- [TASK TO COMPLETE] Exclude the pictures; give every entry again exactly as written.

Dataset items

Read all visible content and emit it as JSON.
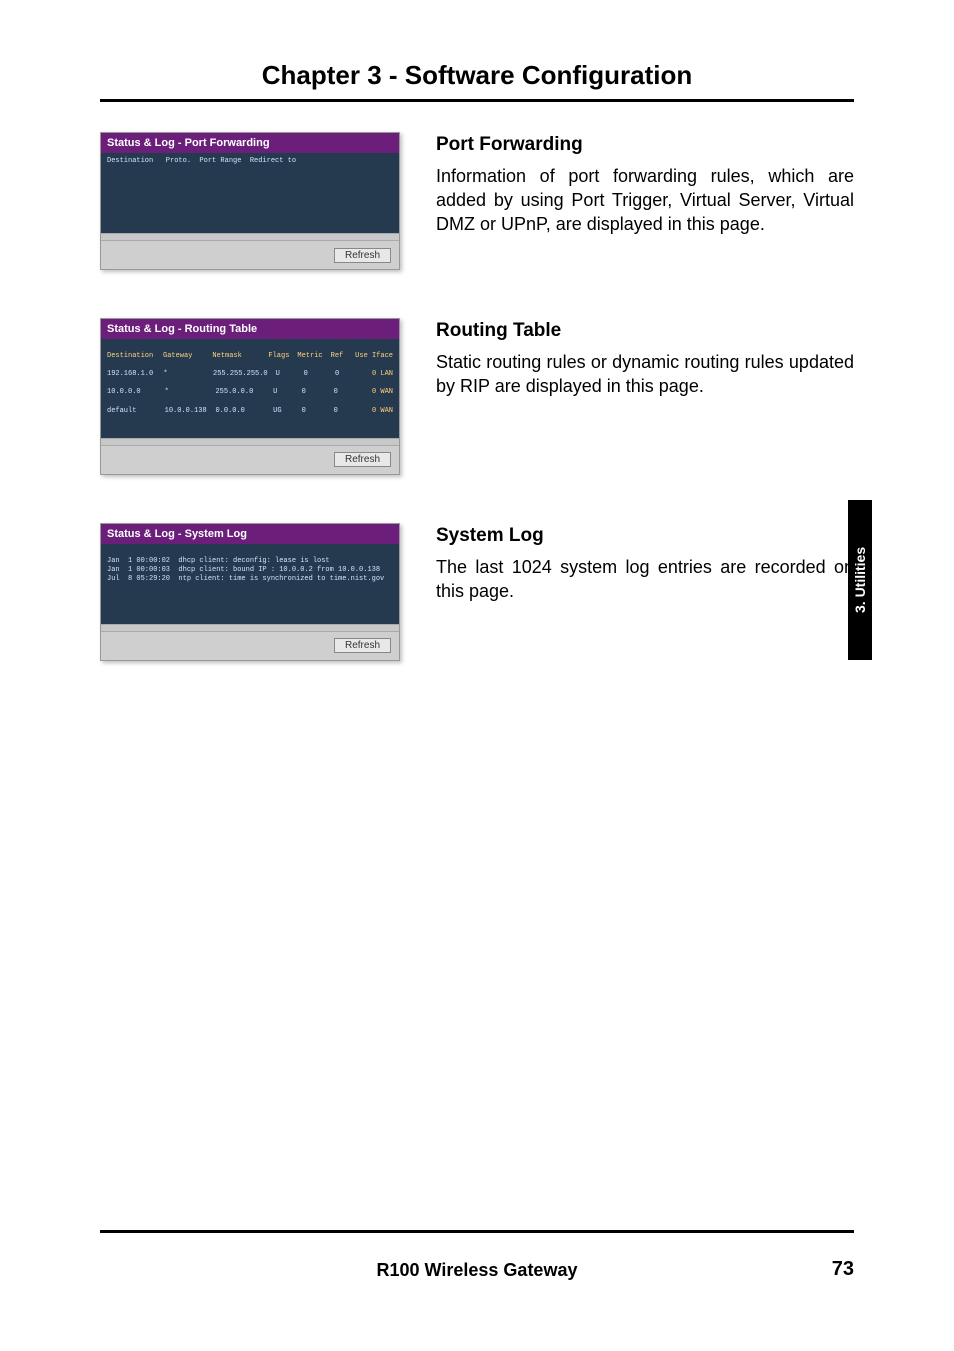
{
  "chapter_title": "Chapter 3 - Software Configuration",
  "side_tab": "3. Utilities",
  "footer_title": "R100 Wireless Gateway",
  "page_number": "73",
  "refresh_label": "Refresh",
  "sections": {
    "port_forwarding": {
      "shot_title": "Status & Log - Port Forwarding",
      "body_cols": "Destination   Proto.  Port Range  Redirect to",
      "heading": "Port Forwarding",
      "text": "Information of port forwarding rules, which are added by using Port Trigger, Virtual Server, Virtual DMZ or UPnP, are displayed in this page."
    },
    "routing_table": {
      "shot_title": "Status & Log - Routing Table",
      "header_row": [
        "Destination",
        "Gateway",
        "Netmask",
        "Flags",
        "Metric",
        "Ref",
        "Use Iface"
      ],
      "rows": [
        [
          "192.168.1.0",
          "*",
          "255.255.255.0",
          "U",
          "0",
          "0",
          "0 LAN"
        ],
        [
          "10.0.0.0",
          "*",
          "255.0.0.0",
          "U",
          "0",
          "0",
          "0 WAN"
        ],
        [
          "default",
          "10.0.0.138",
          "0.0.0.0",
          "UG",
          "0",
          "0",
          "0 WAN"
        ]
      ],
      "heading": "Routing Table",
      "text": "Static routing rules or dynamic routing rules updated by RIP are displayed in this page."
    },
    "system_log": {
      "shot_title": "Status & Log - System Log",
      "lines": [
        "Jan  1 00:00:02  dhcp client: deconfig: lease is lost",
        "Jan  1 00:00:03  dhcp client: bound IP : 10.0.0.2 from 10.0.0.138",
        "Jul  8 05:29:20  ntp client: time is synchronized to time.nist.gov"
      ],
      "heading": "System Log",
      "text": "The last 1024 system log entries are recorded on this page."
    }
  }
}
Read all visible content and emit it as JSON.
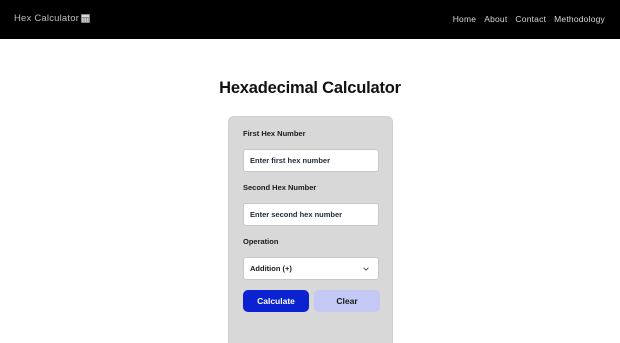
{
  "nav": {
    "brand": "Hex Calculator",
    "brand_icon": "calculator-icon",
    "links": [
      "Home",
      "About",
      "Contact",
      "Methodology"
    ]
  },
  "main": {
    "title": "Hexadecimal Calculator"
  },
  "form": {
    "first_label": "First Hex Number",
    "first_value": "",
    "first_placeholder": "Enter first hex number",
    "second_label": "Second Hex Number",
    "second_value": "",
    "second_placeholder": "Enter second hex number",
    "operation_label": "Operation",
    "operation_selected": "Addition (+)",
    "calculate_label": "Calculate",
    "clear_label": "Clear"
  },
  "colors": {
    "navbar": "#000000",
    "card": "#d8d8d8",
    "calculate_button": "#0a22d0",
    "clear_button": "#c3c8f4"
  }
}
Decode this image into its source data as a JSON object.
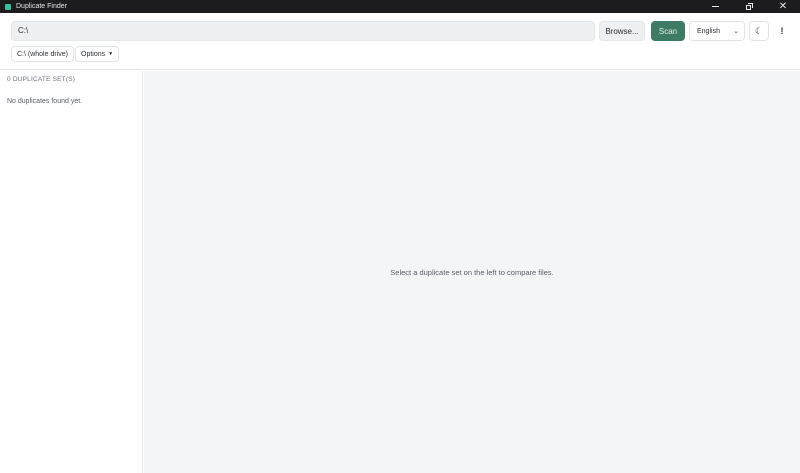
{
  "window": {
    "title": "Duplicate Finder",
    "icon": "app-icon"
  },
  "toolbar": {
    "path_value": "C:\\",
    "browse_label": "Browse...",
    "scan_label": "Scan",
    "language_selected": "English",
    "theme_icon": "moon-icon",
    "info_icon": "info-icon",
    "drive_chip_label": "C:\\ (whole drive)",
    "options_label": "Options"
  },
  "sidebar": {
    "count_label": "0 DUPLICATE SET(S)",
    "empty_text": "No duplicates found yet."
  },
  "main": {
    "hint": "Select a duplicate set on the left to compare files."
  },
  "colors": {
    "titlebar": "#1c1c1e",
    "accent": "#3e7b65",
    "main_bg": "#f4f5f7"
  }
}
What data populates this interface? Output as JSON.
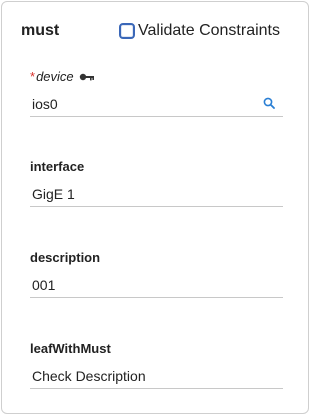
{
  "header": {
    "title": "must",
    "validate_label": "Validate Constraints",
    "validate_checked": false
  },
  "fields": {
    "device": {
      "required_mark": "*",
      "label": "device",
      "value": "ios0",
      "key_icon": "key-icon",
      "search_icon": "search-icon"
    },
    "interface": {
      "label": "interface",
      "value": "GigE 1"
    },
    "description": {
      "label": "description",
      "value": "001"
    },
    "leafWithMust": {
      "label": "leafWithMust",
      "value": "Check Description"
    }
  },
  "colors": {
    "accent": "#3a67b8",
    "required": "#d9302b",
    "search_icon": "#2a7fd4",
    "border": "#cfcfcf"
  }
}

- [OUTPUT OF THE EXERCISE]
Read all visible content and emit it as JSON.
{
  "chapter_title": "Chapter 3 - Software Configuration",
  "side_tab": "3. Utilities",
  "footer_title": "R100 Wireless Gateway",
  "page_number": "73",
  "refresh_label": "Refresh",
  "sections": {
    "port_forwarding": {
      "shot_title": "Status & Log - Port Forwarding",
      "body_cols": "Destination   Proto.  Port Range  Redirect to",
      "heading": "Port Forwarding",
      "text": "Information of port forwarding rules, which are added by using Port Trigger, Virtual Server, Virtual DMZ or UPnP, are displayed in this page."
    },
    "routing_table": {
      "shot_title": "Status & Log - Routing Table",
      "header_row": [
        "Destination",
        "Gateway",
        "Netmask",
        "Flags",
        "Metric",
        "Ref",
        "Use Iface"
      ],
      "rows": [
        [
          "192.168.1.0",
          "*",
          "255.255.255.0",
          "U",
          "0",
          "0",
          "0 LAN"
        ],
        [
          "10.0.0.0",
          "*",
          "255.0.0.0",
          "U",
          "0",
          "0",
          "0 WAN"
        ],
        [
          "default",
          "10.0.0.138",
          "0.0.0.0",
          "UG",
          "0",
          "0",
          "0 WAN"
        ]
      ],
      "heading": "Routing Table",
      "text": "Static routing rules or dynamic routing rules updated by RIP are displayed in this page."
    },
    "system_log": {
      "shot_title": "Status & Log - System Log",
      "lines": [
        "Jan  1 00:00:02  dhcp client: deconfig: lease is lost",
        "Jan  1 00:00:03  dhcp client: bound IP : 10.0.0.2 from 10.0.0.138",
        "Jul  8 05:29:20  ntp client: time is synchronized to time.nist.gov"
      ],
      "heading": "System Log",
      "text": "The last 1024 system log entries are recorded on this page."
    }
  }
}
Read all visible content and emit it as JSON.
{
  "nav": {
    "brand": "Hex Calculator",
    "brand_icon": "calculator-icon",
    "links": [
      "Home",
      "About",
      "Contact",
      "Methodology"
    ]
  },
  "main": {
    "title": "Hexadecimal Calculator"
  },
  "form": {
    "first_label": "First Hex Number",
    "first_value": "",
    "first_placeholder": "Enter first hex number",
    "second_label": "Second Hex Number",
    "second_value": "",
    "second_placeholder": "Enter second hex number",
    "operation_label": "Operation",
    "operation_selected": "Addition (+)",
    "calculate_label": "Calculate",
    "clear_label": "Clear"
  },
  "colors": {
    "navbar": "#000000",
    "card": "#d8d8d8",
    "calculate_button": "#0a22d0",
    "clear_button": "#c3c8f4"
  }
}
Decode this image into its source data as a JSON object.
{
  "window": {
    "title": "Duplicate Finder",
    "icon": "app-icon"
  },
  "toolbar": {
    "path_value": "C:\\",
    "browse_label": "Browse...",
    "scan_label": "Scan",
    "language_selected": "English",
    "theme_icon": "moon-icon",
    "info_icon": "info-icon",
    "drive_chip_label": "C:\\ (whole drive)",
    "options_label": "Options"
  },
  "sidebar": {
    "count_label": "0 DUPLICATE SET(S)",
    "empty_text": "No duplicates found yet."
  },
  "main": {
    "hint": "Select a duplicate set on the left to compare files."
  },
  "colors": {
    "titlebar": "#1c1c1e",
    "accent": "#3e7b65",
    "main_bg": "#f4f5f7"
  }
}
What data populates this interface? Output as JSON.
{
  "header": {
    "title": "must",
    "validate_label": "Validate Constraints",
    "validate_checked": false
  },
  "fields": {
    "device": {
      "required_mark": "*",
      "label": "device",
      "value": "ios0",
      "key_icon": "key-icon",
      "search_icon": "search-icon"
    },
    "interface": {
      "label": "interface",
      "value": "GigE 1"
    },
    "description": {
      "label": "description",
      "value": "001"
    },
    "leafWithMust": {
      "label": "leafWithMust",
      "value": "Check Description"
    }
  },
  "colors": {
    "accent": "#3a67b8",
    "required": "#d9302b",
    "search_icon": "#2a7fd4",
    "border": "#cfcfcf"
  }
}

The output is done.